READING PASSAGE:
-=-=-

N-S cross-section throught the Cascadia forearc. See Fig 7
Porritt et al 2011
PNW10-S is a Vsv model derived from fundamental mode Rayleigh
waves on ambient seismic noise cross correlations
Cross correlations span the entire US, with a handful of
stations in Canada and Mexico. The inversion solves for relative structure
from 33N to 49.5N latitude and 126W to 110W longitude, but we extract the well
resolved section from 38.2N to 49N and 126W to 119W due to its data density.
- Data source:
While our dataset focuses on two Flexible Array Experiment
(FACES and Mendocino) more than 1200 stations where used from the USArray transportable array, regional seismic networks, and temporary seismic deployments.
- Data type:
Phase velocities measured from inter-station paths with a
Frequency-Time Analysis procedure to prepare period dependent maps.
Phase velocities are converted to perturbations to the 1D WUS
model of Pollitz, 2009 with a crustal thickness determined by prior
receiver function analysis (Audet et al., 2010, Levander et al., 2007). The
relative phase velocities are then inverted with damped LSQR.
Horizontal resolution varies with spatial coverage and can
perhpas be best estimated around the minimum station spacing of ~50km. Vertical
resolution varies with depth as the shallower regions are more densely sampled
and can thus be considered better resolved, but we estimate an overall
vertical resolution of ~10km.
See the published manuscript for more detailed resolution analysis.
Porritt, R. W., Allen, R. M, Boyarko, D. C., and Brudzinski, M. R.,
Investigation of Cascadia Segmentation with Ambient Noise Tomography. Earth
and Planet. Sci. Lett., 309, 67-76. doi: 10.1016/j.epsl.2011.06.026, 2011.

-=-=-

WHAT YOU WILL DO:
**1)** From the PNW10-S model description, repeat word for word the part that opens with the words containing "Horizontal resolution varies" and closes with "doi: 10.1016/j.epsl.2011.06.026, 2011.".
**2)** In the PNW10-S model description, what is the estimated overall vertical resolution?

MATERIAL PROVIDED:
-=-=-

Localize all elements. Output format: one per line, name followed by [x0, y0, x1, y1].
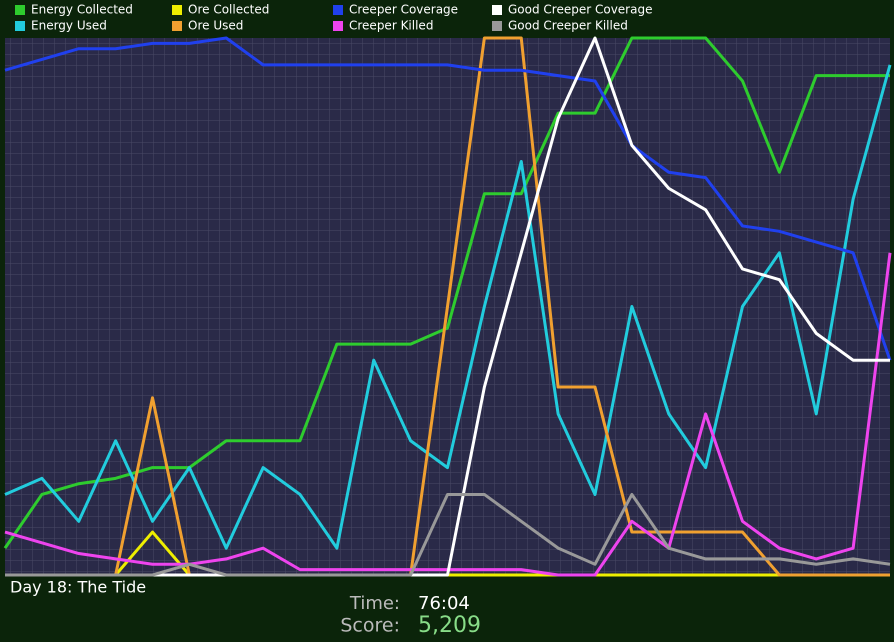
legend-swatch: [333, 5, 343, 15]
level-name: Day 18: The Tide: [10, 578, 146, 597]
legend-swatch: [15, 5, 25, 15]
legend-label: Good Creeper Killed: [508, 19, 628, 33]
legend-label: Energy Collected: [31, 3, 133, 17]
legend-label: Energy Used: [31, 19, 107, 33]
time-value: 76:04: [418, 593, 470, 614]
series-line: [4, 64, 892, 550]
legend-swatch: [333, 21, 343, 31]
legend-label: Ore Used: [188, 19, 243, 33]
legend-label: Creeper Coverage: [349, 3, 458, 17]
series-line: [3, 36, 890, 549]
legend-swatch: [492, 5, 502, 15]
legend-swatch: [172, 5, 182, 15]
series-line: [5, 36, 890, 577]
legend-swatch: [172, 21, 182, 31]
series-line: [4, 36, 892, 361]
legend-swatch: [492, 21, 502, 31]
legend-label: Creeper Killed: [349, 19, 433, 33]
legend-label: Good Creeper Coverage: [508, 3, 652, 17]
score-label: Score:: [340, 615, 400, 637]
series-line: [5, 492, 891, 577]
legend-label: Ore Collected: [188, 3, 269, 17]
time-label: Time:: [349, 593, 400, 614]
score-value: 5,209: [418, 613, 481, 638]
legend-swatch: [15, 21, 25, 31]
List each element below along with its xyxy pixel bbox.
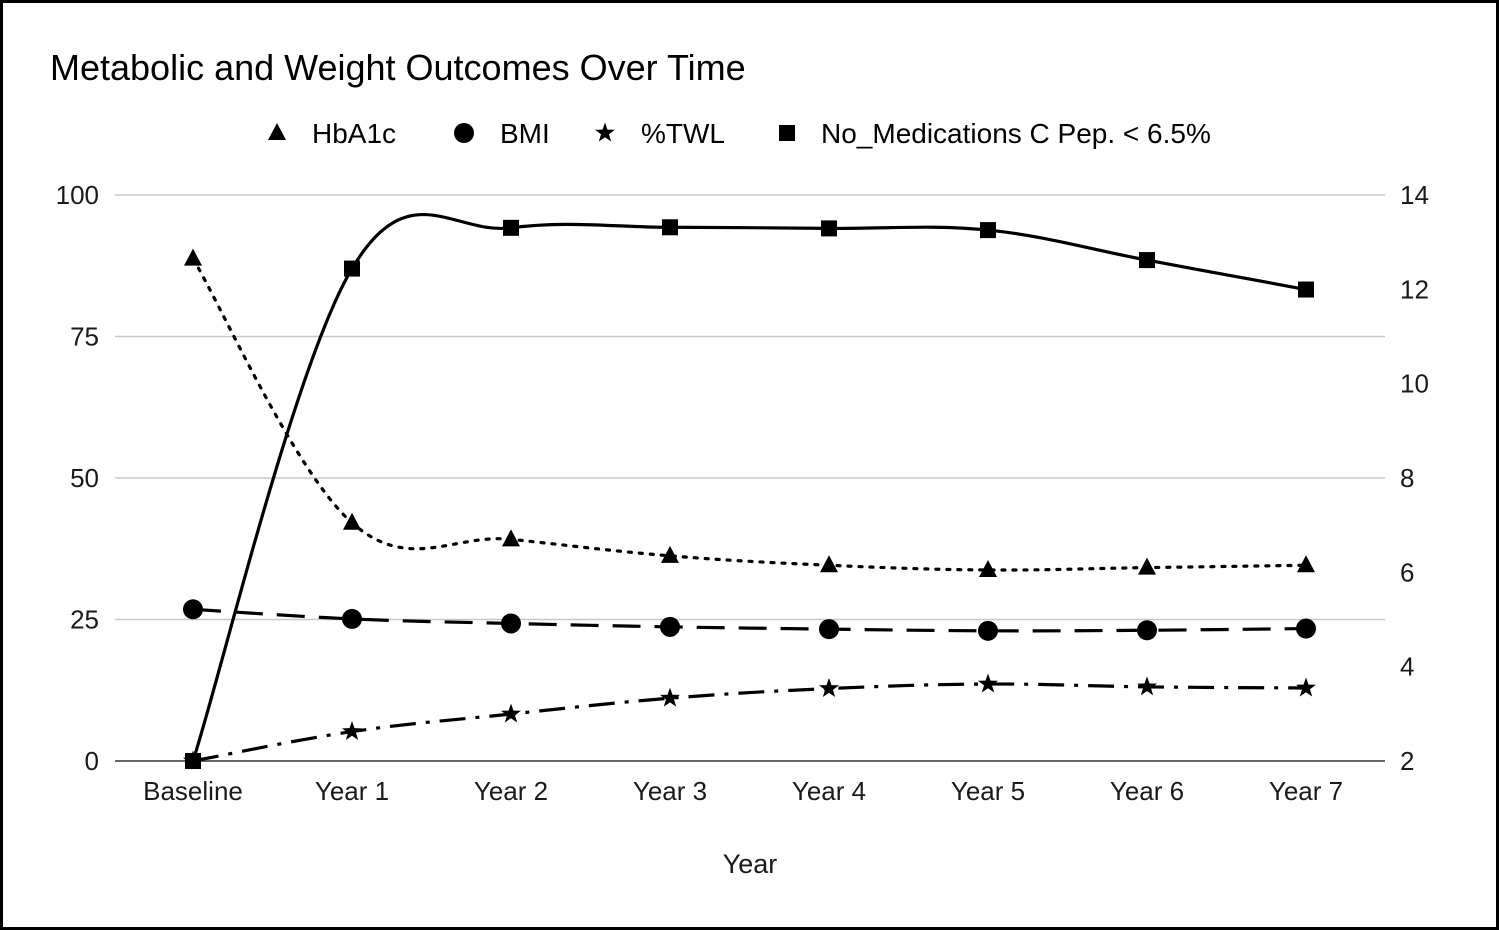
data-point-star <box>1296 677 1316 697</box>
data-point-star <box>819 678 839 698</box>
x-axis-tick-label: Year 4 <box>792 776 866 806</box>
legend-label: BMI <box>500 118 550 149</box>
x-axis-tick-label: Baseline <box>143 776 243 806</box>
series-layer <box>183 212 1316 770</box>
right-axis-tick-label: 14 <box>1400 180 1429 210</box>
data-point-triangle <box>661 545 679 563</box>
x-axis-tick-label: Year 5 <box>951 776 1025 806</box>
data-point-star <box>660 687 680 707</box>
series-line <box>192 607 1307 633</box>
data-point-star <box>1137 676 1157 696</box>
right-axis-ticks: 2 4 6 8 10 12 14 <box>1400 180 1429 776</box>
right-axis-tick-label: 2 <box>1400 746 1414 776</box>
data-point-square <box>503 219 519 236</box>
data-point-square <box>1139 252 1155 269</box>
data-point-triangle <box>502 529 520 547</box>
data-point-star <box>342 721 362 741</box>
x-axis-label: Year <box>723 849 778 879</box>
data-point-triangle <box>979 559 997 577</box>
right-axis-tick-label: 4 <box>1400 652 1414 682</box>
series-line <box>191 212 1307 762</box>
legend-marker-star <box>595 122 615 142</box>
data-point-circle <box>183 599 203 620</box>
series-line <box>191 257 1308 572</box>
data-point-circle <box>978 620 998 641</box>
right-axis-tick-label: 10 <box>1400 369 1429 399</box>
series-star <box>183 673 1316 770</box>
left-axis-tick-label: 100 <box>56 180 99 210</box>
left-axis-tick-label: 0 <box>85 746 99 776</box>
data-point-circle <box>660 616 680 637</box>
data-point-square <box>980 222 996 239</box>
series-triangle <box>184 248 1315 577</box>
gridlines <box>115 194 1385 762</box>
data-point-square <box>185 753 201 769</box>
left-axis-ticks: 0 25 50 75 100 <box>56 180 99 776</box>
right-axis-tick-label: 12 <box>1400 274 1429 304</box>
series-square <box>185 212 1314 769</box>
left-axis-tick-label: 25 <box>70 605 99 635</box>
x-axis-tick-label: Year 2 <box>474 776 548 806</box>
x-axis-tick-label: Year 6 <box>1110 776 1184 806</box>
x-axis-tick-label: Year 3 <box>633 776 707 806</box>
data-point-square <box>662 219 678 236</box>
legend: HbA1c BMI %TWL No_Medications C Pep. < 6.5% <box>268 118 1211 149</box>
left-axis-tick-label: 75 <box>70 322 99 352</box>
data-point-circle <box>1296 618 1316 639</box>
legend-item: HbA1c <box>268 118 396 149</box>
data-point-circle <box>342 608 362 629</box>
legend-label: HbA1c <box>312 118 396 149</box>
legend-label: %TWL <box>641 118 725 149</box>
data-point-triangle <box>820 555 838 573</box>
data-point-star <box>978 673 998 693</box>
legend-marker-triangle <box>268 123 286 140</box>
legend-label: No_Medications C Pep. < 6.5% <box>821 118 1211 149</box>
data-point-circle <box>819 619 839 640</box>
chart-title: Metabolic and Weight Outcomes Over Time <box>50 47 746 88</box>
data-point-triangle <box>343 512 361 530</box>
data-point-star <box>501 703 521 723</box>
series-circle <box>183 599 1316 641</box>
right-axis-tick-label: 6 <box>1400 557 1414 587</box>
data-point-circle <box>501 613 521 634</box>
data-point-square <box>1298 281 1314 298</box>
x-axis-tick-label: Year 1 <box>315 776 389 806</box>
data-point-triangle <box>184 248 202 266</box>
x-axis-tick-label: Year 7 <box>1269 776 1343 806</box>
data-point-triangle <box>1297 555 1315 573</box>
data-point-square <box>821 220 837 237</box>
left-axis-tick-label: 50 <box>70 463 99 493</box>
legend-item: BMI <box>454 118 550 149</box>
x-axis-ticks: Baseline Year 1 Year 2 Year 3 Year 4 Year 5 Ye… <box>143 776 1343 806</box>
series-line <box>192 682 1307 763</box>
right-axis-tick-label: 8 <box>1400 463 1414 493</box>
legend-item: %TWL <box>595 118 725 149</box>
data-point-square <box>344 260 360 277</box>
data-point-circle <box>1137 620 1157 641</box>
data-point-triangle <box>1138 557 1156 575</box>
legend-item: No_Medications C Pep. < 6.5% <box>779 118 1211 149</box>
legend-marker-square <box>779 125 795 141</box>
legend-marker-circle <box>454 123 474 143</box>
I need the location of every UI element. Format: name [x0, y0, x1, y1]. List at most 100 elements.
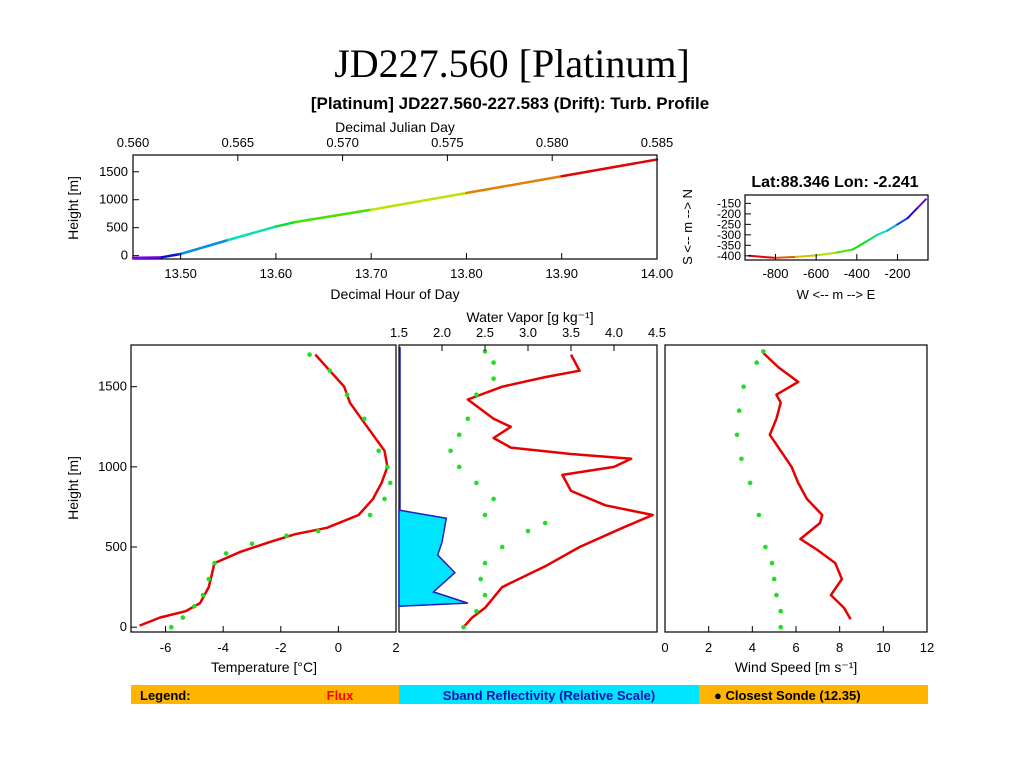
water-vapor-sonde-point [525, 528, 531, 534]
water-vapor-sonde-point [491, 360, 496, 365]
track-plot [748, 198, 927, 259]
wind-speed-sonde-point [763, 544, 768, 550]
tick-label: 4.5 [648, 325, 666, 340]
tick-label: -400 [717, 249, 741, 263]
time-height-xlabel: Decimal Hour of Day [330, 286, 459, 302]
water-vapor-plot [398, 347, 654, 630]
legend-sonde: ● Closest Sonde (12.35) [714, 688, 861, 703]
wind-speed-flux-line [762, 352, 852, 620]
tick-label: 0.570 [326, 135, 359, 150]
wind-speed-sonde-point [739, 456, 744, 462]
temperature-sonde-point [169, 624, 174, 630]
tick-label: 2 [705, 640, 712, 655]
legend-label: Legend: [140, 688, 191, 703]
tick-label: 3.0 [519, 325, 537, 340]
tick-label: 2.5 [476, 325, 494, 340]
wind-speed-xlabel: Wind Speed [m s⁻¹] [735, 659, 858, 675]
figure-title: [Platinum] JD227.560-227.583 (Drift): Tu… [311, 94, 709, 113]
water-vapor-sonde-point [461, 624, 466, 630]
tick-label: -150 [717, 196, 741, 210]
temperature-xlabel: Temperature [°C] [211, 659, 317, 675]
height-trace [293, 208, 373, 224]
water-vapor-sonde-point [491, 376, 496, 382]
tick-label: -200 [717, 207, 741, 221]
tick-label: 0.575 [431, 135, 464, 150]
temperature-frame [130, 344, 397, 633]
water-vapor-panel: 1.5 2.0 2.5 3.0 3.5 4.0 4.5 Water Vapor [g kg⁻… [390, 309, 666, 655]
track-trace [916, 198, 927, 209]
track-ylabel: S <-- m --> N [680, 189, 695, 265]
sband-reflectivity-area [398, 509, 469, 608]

-=-=-

RESULTS BY TASK:
**1)**
Horizontal resolution varies with spatial coverage and can
perhpas be best estimated around the minimum station spacing of ~50km. Vertical
resolution varies with depth as the shallower regions are more densely sampled
and can thus be considered better resolved, but we estimate an overall
vertical resolution of ~10km.
See the published manuscript for more detailed resolution analysis.
Porritt, R. W., Allen, R. M, Boyarko, D. C., and Brudzinski, M. R.,
Investigation of Cascadia Segmentation with Ambient Noise Tomography. Earth
and Planet. Sci. Lett., 309, 67-76. doi: 10.1016/j.epsl.2011.06.026, 2011.

**2)** About 10 km.